* _WRITTEN PROBLEM_:
Copy out each line that mentions the word "khác".

* _INPUT DATA_:
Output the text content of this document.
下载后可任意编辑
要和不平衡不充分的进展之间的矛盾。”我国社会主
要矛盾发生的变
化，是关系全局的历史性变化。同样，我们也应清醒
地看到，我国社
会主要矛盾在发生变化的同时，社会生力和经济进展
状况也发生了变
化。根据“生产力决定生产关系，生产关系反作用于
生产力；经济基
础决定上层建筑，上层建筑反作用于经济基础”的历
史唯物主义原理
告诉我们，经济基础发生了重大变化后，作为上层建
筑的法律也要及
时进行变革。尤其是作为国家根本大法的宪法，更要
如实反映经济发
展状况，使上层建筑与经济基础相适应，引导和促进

--

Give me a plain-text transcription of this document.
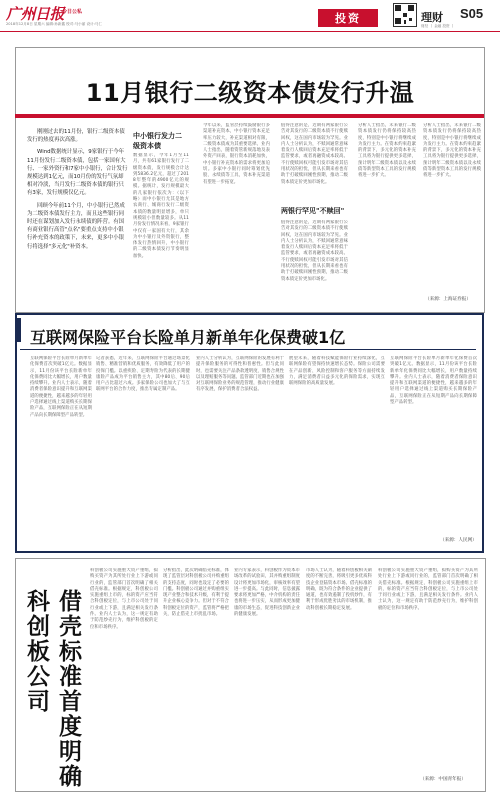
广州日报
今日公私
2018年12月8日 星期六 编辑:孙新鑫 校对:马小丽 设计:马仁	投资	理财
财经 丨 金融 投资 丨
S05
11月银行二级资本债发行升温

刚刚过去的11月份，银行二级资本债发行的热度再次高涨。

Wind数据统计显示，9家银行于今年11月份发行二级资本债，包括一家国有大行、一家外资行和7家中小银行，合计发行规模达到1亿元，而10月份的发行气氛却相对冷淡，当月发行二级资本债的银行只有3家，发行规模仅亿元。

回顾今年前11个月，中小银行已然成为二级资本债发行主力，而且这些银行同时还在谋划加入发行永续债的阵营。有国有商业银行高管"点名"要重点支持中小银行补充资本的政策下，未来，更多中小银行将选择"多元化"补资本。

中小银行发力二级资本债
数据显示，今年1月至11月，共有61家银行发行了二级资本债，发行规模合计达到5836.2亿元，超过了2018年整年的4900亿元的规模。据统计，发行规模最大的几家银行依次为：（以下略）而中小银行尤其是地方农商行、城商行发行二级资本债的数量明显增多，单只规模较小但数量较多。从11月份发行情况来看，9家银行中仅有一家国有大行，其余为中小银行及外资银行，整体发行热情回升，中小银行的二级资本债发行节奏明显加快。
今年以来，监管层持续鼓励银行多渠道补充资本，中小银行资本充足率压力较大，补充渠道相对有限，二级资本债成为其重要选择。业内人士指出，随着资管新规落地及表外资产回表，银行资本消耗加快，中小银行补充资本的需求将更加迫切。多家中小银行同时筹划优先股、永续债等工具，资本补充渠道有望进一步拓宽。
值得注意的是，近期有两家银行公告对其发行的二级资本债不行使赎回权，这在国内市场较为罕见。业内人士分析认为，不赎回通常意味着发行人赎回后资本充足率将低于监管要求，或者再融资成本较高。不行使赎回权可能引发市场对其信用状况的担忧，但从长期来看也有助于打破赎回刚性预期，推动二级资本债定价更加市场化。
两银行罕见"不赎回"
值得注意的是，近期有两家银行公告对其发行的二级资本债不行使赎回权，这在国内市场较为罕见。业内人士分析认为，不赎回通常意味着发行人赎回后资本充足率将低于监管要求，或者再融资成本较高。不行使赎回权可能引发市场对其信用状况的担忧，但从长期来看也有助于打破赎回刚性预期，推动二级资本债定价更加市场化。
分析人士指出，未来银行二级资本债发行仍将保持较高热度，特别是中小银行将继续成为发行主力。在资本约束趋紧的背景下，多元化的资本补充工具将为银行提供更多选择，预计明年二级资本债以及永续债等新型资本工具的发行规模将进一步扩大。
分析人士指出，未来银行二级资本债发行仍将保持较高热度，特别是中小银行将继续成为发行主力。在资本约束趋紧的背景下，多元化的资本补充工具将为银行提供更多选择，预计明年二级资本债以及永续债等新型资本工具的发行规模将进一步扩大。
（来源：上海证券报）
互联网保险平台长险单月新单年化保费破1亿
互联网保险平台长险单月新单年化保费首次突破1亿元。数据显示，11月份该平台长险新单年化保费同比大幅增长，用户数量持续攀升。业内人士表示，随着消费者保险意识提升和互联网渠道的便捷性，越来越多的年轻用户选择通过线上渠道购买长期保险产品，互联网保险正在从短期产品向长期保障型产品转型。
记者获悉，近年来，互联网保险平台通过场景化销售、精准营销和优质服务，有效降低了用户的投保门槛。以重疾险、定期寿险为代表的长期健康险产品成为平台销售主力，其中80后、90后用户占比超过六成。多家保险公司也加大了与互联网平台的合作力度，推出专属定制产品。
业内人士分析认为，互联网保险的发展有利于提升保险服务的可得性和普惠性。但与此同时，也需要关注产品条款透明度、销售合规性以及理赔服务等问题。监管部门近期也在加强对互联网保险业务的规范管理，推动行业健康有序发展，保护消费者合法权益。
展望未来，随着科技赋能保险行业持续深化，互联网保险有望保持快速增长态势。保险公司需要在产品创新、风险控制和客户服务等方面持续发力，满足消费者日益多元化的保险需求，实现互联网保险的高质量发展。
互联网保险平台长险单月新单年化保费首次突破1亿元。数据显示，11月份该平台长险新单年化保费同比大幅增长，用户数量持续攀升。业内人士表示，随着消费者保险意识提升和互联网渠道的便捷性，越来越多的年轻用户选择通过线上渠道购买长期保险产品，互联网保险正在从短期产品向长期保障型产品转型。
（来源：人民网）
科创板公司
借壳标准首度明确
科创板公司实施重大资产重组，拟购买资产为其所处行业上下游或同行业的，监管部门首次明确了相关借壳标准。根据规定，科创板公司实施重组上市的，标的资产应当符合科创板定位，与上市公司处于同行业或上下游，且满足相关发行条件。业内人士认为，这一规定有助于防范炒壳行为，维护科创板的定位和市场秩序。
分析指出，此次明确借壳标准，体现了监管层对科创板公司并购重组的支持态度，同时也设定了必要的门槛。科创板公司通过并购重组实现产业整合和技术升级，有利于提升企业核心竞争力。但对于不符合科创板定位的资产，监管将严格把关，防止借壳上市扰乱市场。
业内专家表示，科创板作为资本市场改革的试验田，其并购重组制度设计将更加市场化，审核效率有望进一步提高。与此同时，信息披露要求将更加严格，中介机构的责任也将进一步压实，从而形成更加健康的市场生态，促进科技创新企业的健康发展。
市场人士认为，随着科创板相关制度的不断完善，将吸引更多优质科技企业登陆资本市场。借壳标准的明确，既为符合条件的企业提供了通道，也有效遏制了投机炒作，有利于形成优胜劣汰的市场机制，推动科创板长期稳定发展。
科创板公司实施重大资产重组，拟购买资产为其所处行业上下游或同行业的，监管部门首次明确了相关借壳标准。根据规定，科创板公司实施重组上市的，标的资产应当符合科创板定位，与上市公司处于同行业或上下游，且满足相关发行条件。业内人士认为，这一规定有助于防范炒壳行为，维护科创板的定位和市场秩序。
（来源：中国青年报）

...

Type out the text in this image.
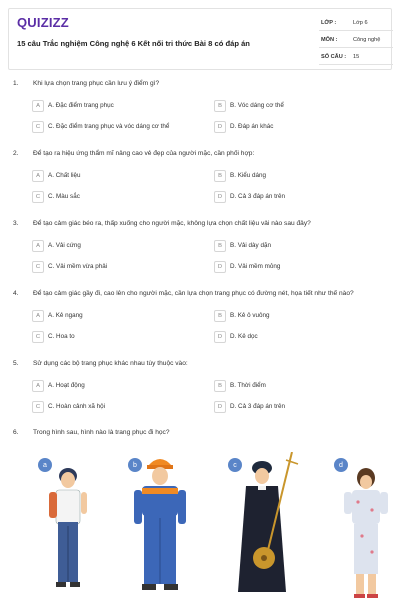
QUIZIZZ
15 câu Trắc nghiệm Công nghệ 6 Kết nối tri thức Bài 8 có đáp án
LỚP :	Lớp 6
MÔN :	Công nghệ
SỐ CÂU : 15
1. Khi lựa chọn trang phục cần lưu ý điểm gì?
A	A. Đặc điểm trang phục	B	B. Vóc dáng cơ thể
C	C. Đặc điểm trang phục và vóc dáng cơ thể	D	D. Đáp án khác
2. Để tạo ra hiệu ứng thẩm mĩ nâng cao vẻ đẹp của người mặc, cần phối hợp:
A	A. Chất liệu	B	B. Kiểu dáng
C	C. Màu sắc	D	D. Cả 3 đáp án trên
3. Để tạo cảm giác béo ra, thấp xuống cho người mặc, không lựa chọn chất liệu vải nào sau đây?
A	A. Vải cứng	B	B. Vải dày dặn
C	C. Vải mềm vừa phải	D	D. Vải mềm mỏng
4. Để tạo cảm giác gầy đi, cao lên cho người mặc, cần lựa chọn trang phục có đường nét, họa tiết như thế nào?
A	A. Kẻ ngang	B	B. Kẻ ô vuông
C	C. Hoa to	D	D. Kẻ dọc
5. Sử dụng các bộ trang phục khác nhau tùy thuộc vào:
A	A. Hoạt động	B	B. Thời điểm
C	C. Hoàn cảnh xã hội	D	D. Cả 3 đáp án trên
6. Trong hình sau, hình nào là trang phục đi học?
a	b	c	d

* _TASK SOLUTION_:
C	C. Đặc điểm trang phục và vóc dáng cơ thể	D	D. Đáp án khác
5. Sử dụng các bộ trang phục khác nhau tùy thuộc vào:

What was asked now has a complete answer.